* START Dataset content *
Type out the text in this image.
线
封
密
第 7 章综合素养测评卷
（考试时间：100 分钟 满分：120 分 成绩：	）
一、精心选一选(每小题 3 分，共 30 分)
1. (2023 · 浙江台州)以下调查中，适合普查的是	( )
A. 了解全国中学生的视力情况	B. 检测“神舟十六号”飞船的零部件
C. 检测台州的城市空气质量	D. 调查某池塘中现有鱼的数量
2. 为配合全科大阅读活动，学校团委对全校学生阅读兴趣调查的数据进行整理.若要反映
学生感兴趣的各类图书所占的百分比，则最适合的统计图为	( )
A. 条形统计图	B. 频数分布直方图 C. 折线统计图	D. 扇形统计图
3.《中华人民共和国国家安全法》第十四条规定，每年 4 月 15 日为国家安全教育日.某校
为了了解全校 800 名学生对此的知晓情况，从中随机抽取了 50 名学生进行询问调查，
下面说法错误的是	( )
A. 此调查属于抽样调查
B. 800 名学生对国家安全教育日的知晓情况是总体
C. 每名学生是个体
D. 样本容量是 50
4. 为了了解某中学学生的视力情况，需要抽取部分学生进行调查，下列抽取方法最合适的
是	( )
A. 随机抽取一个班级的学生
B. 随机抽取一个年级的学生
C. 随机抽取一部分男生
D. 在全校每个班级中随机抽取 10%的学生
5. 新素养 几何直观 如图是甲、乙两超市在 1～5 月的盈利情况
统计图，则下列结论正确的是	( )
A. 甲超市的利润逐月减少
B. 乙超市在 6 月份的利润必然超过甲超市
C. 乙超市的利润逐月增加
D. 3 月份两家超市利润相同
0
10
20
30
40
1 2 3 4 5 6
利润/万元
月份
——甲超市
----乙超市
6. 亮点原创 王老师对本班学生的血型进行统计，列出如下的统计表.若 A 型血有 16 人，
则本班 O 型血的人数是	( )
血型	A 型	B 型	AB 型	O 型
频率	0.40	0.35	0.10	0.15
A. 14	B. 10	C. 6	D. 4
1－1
* END Dataset content *
* START Dataset content *
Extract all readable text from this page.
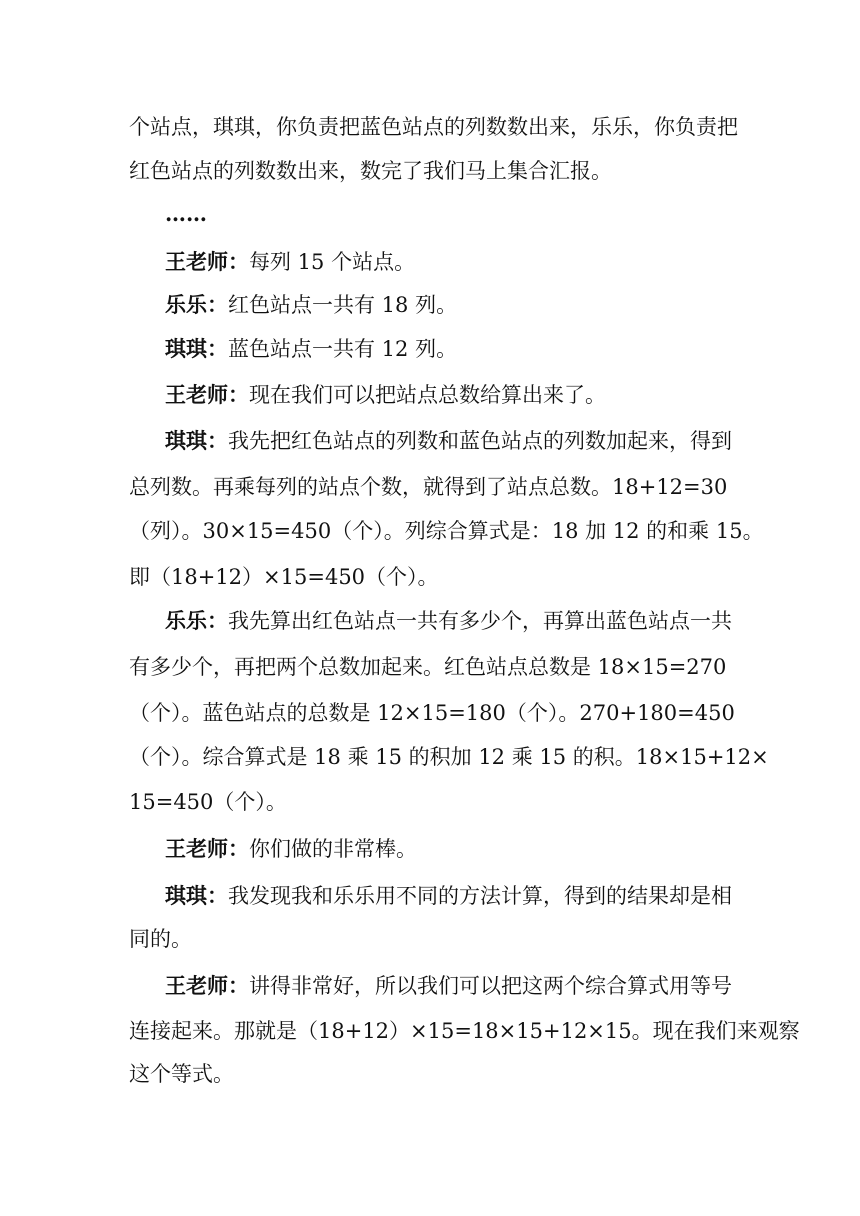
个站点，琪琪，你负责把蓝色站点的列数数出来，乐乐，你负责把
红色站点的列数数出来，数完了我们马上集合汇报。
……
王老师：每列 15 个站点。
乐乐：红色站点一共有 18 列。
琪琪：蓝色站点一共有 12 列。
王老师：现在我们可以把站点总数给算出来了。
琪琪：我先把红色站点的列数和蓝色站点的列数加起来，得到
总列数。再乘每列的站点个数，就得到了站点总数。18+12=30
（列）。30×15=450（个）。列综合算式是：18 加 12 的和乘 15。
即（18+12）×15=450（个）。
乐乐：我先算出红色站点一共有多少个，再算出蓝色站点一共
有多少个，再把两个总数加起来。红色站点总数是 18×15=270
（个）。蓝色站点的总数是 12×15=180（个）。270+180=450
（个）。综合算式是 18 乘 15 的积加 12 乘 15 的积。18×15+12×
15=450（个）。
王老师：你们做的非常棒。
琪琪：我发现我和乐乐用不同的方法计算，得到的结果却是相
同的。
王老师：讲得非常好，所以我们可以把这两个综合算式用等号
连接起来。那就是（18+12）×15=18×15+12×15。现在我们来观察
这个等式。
* END Dataset content *
Your task is to report how many lines of the material include the string "this". Give the number and no other words.

*Worked solution*: 2